■ **EXERCISE DESCRIPTION**:
Locate the word "Auto" in the material, then show every line that holds it.

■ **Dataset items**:

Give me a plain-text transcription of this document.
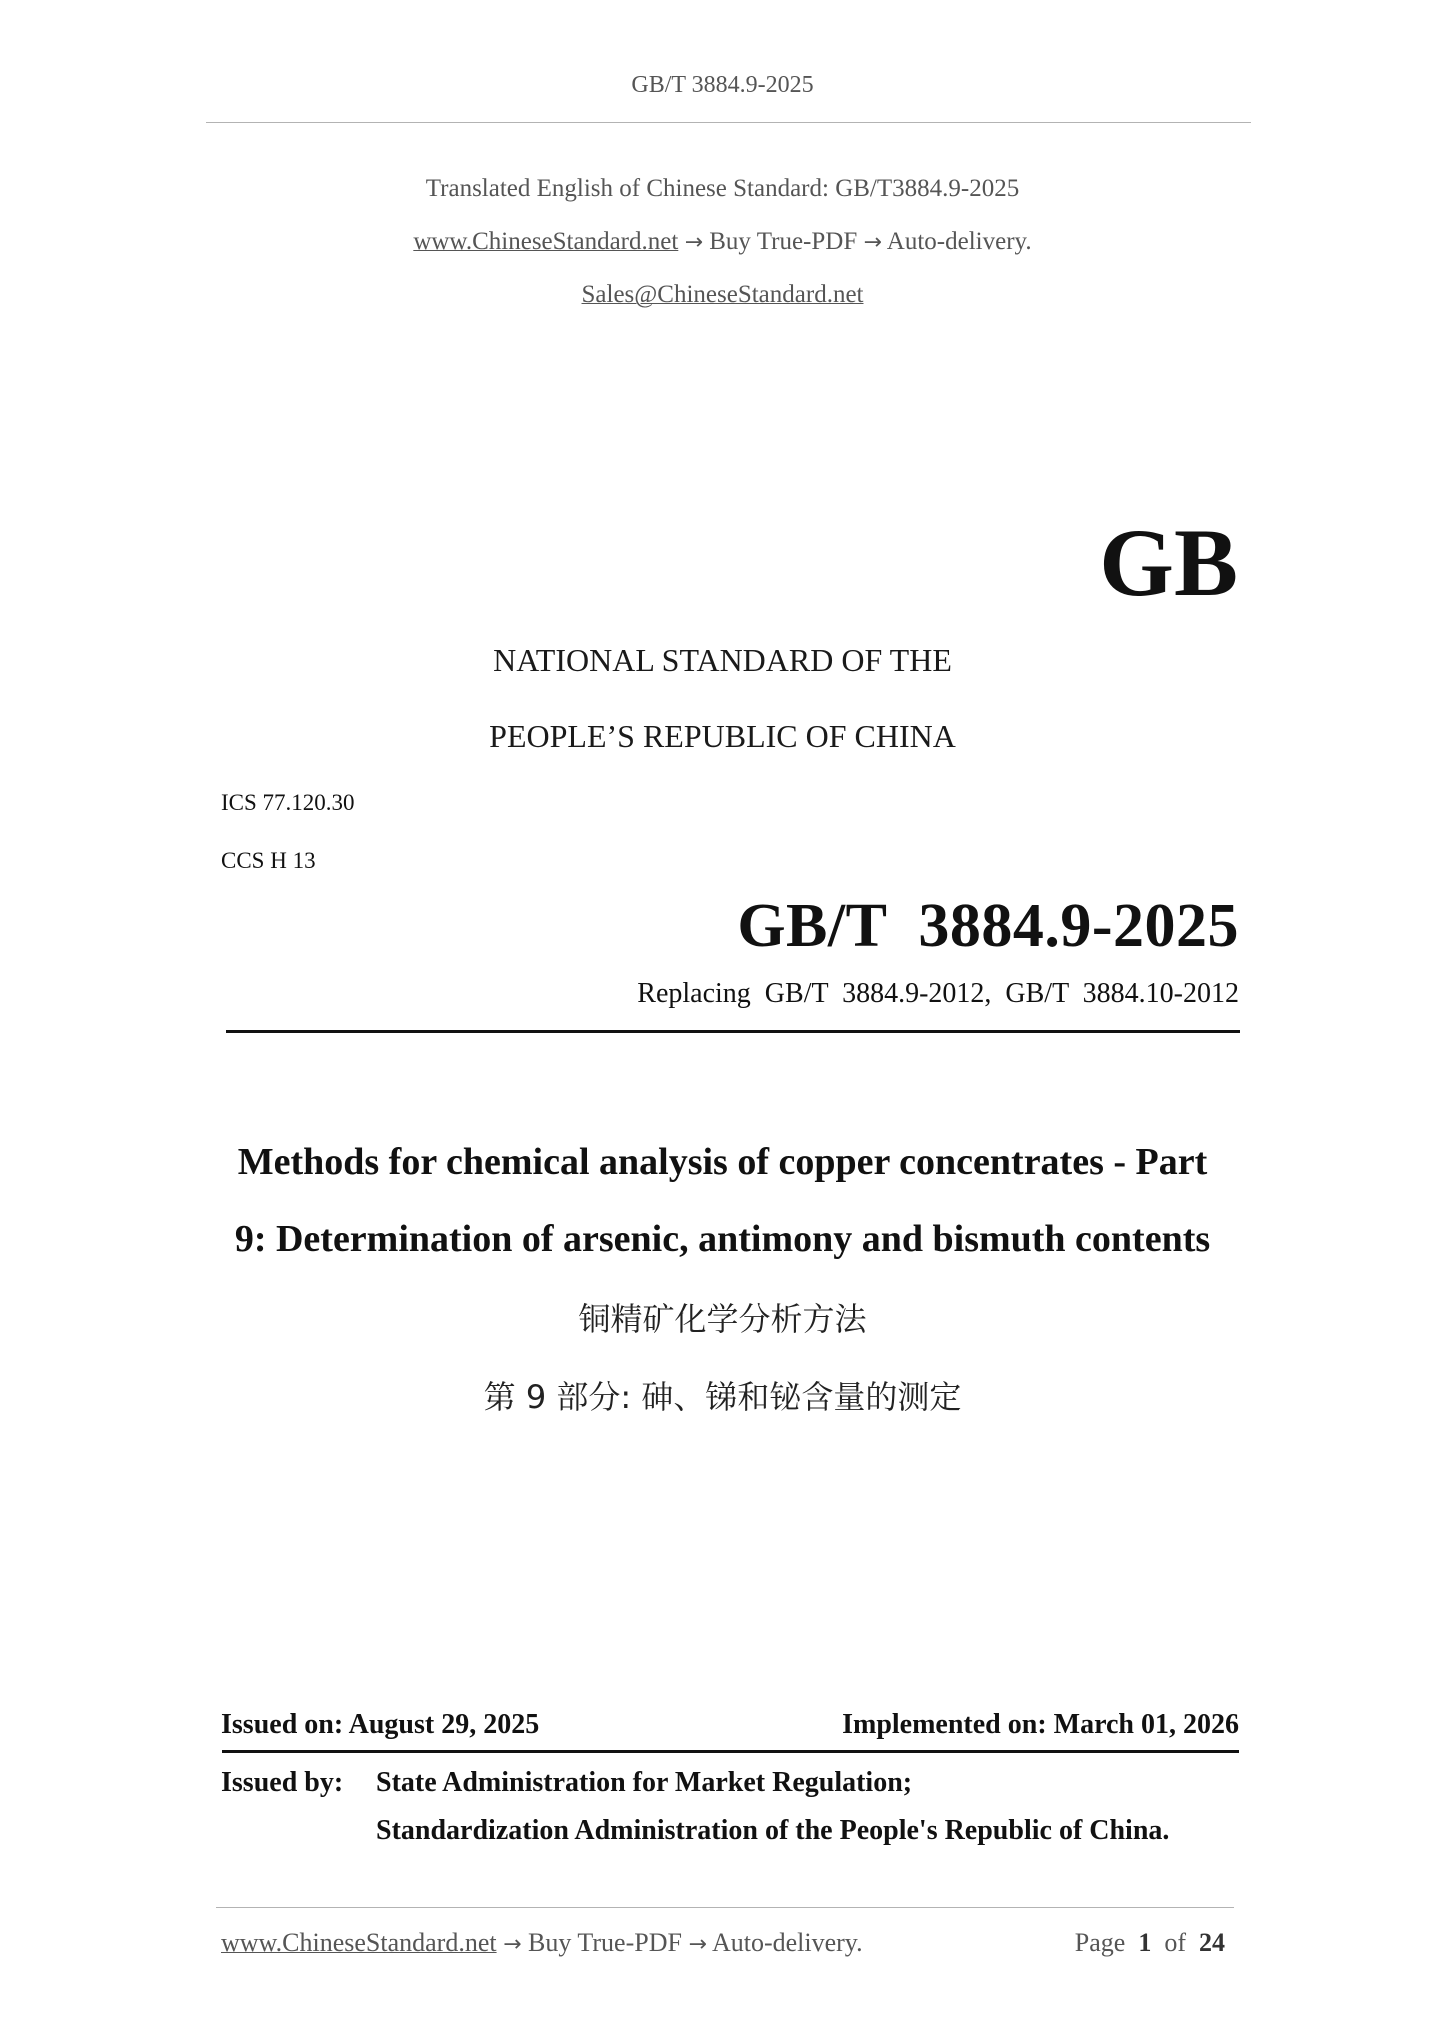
GB/T 3884.9-2025
Translated English of Chinese Standard: GB/T3884.9-2025
www.ChineseStandard.net → Buy True-PDF → Auto-delivery.
Sales@ChineseStandard.net
GB
NATIONAL STANDARD OF THE
PEOPLE’S REPUBLIC OF CHINA
ICS 77.120.30
CCS H 13
GB/T  3884.9-2025
Replacing  GB/T  3884.9-2012,  GB/T  3884.10-2012
Methods for chemical analysis of copper concentrates - Part
9: Determination of arsenic, antimony and bismuth contents
铜精矿化学分析方法
第 9 部分: 砷、锑和铋含量的测定
Issued on: August 29, 2025	Implemented on: March 01, 2026
Issued by: State Administration for Market Regulation;
Standardization Administration of the People's Republic of China.
www.ChineseStandard.net → Buy True-PDF → Auto-delivery.	Page 1 of 24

■ **ANSWER BELOW**:
www.ChineseStandard.net → Buy True-PDF → Auto-delivery.
www.ChineseStandard.net → Buy True-PDF → Auto-delivery.	Page 1 of 24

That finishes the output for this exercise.